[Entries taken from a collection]
* * *

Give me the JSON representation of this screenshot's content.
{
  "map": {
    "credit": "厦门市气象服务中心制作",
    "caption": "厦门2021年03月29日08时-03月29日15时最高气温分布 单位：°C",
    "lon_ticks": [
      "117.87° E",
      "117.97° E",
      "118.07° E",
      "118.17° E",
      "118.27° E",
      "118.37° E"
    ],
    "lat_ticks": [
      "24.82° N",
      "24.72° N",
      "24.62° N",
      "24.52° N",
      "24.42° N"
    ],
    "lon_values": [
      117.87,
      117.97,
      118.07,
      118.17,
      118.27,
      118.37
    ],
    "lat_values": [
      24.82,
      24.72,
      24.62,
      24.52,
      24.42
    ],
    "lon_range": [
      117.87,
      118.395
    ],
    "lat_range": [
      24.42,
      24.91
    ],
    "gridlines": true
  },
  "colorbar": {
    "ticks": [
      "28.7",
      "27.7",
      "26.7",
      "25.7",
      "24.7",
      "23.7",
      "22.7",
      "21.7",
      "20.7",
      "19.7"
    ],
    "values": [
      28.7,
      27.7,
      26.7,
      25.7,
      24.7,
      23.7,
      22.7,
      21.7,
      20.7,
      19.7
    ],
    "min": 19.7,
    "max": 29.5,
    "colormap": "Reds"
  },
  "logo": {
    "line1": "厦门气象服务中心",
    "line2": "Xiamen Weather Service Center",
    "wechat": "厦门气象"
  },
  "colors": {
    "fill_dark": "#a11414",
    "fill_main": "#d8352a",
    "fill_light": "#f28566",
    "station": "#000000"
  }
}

* * *

# Objective
Using the listing above, please repeat every entry exactly.

# Answer below
Give me the JSON representation of this screenshot's content.
{
  "map": {
    "credit": "厦门市气象服务中心制作",
    "caption": "厦门2021年03月29日08时-03月29日15时最高气温分布 单位：°C",
    "lon_ticks": [
      "117.87° E",
      "117.97° E",
      "118.07° E",
      "118.17° E",
      "118.27° E",
      "118.37° E"
    ],
    "lat_ticks": [
      "24.82° N",
      "24.72° N",
      "24.62° N",
      "24.52° N",
      "24.42° N"
    ],
    "lon_values": [
      117.87,
      117.97,
      118.07,
      118.17,
      118.27,
      118.37
    ],
    "lat_values": [
      24.82,
      24.72,
      24.62,
      24.52,
      24.42
    ],
    "lon_range": [
      117.87,
      118.395
    ],
    "lat_range": [
      24.42,
      24.91
    ],
    "gridlines": true
  },
  "colorbar": {
    "ticks": [
      "28.7",
      "27.7",
      "26.7",
      "25.7",
      "24.7",
      "23.7",
      "22.7",
      "21.7",
      "20.7",
      "19.7"
    ],
    "values": [
      28.7,
      27.7,
      26.7,
      25.7,
      24.7,
      23.7,
      22.7,
      21.7,
      20.7,
      19.7
    ],
    "min": 19.7,
    "max": 29.5,
    "colormap": "Reds"
  },
  "logo": {
    "line1": "厦门气象服务中心",
    "line2": "Xiamen Weather Service Center",
    "wechat": "厦门气象"
  },
  "colors": {
    "fill_dark": "#a11414",
    "fill_main": "#d8352a",
    "fill_light": "#f28566",
    "station": "#000000"
  }
}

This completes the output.